| Problem statement |
Look for the string "play" and copy every line that has it.

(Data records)
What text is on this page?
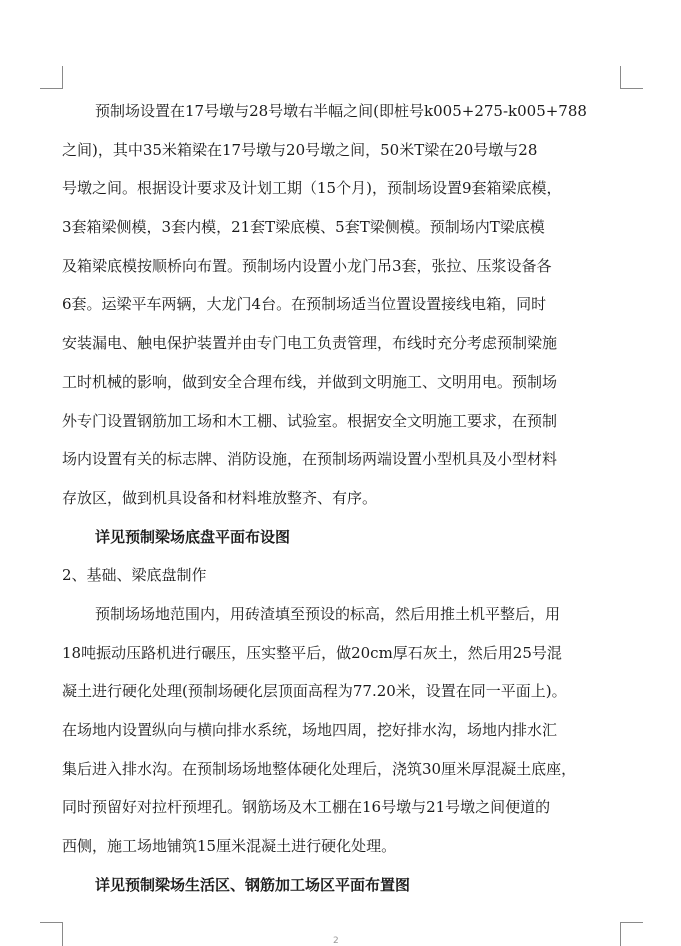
预制场设置在17号墩与28号墩右半幅之间(即桩号k005+275-k005+788
之间)，其中35米箱梁在17号墩与20号墩之间，50米T梁在20号墩与28
号墩之间。根据设计要求及计划工期（15个月)，预制场设置9套箱梁底模，
3套箱梁侧模，3套内模，21套T梁底模、5套T梁侧模。预制场内T梁底模
及箱梁底模按顺桥向布置。预制场内设置小龙门吊3套，张拉、压浆设备各
6套。运梁平车两辆，大龙门4台。在预制场适当位置设置接线电箱，同时
安装漏电、触电保护装置并由专门电工负责管理，布线时充分考虑预制梁施
工时机械的影响，做到安全合理布线，并做到文明施工、文明用电。预制场
外专门设置钢筋加工场和木工棚、试验室。根据安全文明施工要求，在预制
场内设置有关的标志牌、消防设施，在预制场两端设置小型机具及小型材料
存放区，做到机具设备和材料堆放整齐、有序。
详见预制梁场底盘平面布设图
2、基础、梁底盘制作
预制场场地范围内，用砖渣填至预设的标高，然后用推土机平整后，用
18吨振动压路机进行碾压，压实整平后，做20cm厚石灰土，然后用25号混
凝土进行硬化处理(预制场硬化层顶面高程为77.20米，设置在同一平面上)。
在场地内设置纵向与横向排水系统，场地四周，挖好排水沟，场地内排水汇
集后进入排水沟。在预制场场地整体硬化处理后，浇筑30厘米厚混凝土底座，
同时预留好对拉杆预埋孔。钢筋场及木工棚在16号墩与21号墩之间便道的
西侧，施工场地铺筑15厘米混凝土进行硬化处理。
详见预制梁场生活区、钢筋加工场区平面布置图
2
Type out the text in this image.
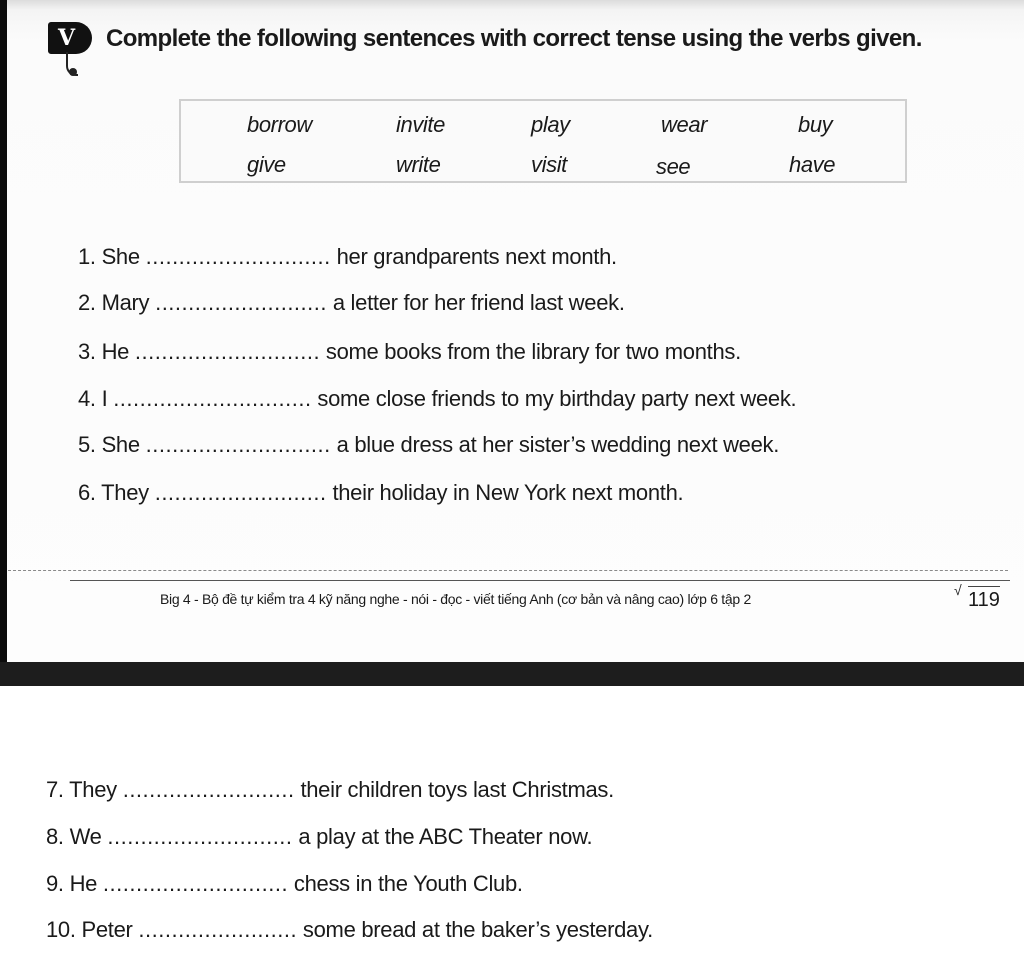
V	Complete the following sentences with correct tense using the verbs given.
borrow	invite	play	wear	buy
give	write	visit	see	have
1. She ............................ her grandparents next month.
2. Mary .......................... a letter for her friend last week.
3. He ............................ some books from the library for two months.
4. I .............................. some close friends to my birthday party next week.
5. She ............................ a blue dress at her sister’s wedding next week.
6. They .......................... their holiday in New York next month.
Big 4 - Bộ đề tự kiểm tra 4 kỹ năng nghe - nói - đọc - viết tiếng Anh (cơ bản và nâng cao) lớp 6 tập 2
√ 119
7. They .......................... their children toys last Christmas.
8. We ............................ a play at the ABC Theater now.
9. He ............................ chess in the Youth Club.
10. Peter ........................ some bread at the baker’s yesterday.
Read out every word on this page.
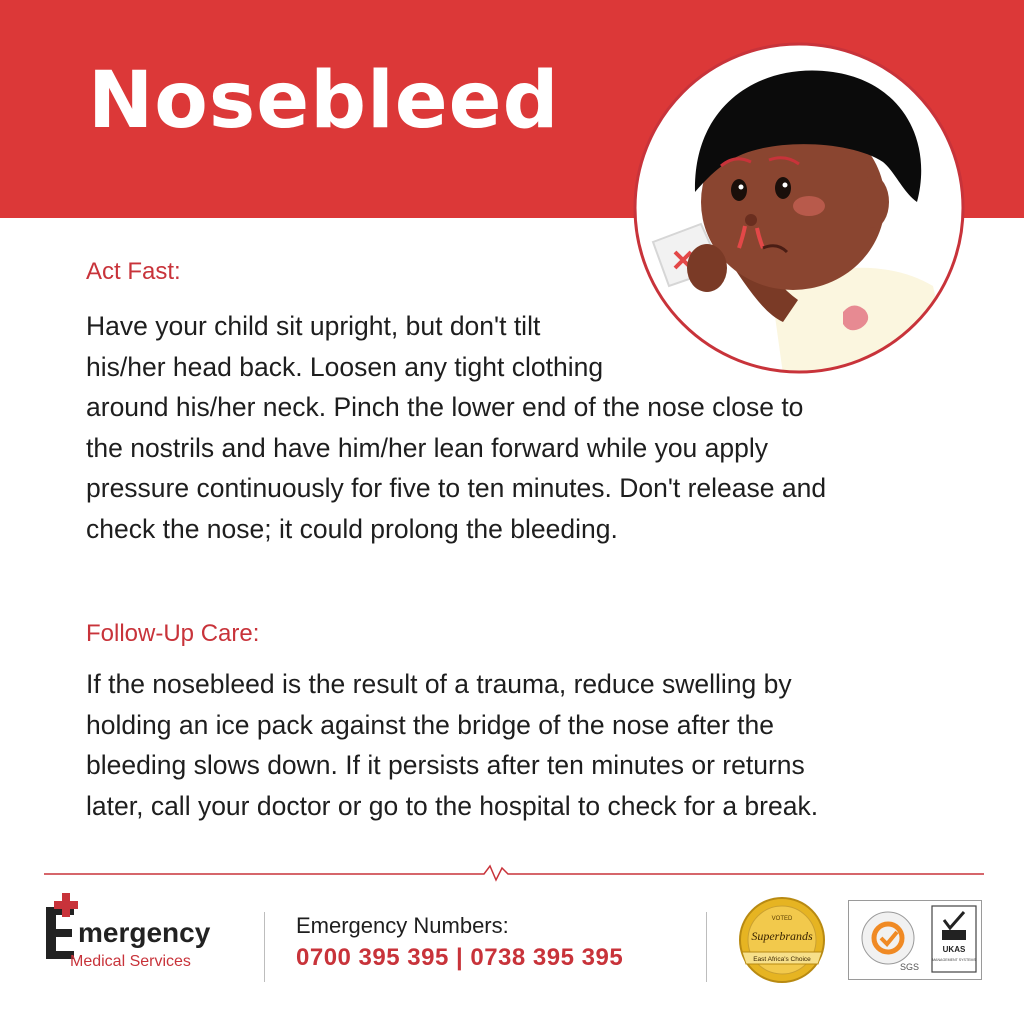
Nosebleed
Act Fast:
Have your child sit upright, but don't tilt
his/her head back. Loosen any tight clothing
around his/her neck. Pinch the lower end of the nose close to
the nostrils and have him/her lean forward while you apply
pressure continuously for five to ten minutes. Don't release and
check the nose; it could prolong the bleeding.
Follow-Up Care:
If the nosebleed is the result of a trauma, reduce swelling by
holding an ice pack against the bridge of the nose after the
bleeding slows down. If it persists after ten minutes or returns
later, call your doctor or go to the hospital to check for a break.
mergency
Medical Services
Emergency Numbers:
0700 395 395 | 0738 395 395
VOTED
Superbrands
East Africa's Choice
SGS
UKAS
MANAGEMENT SYSTEMS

| Solved exercise |
borrow	invite	play	wear	buy
8. We ............................ a play at the ABC Theater now.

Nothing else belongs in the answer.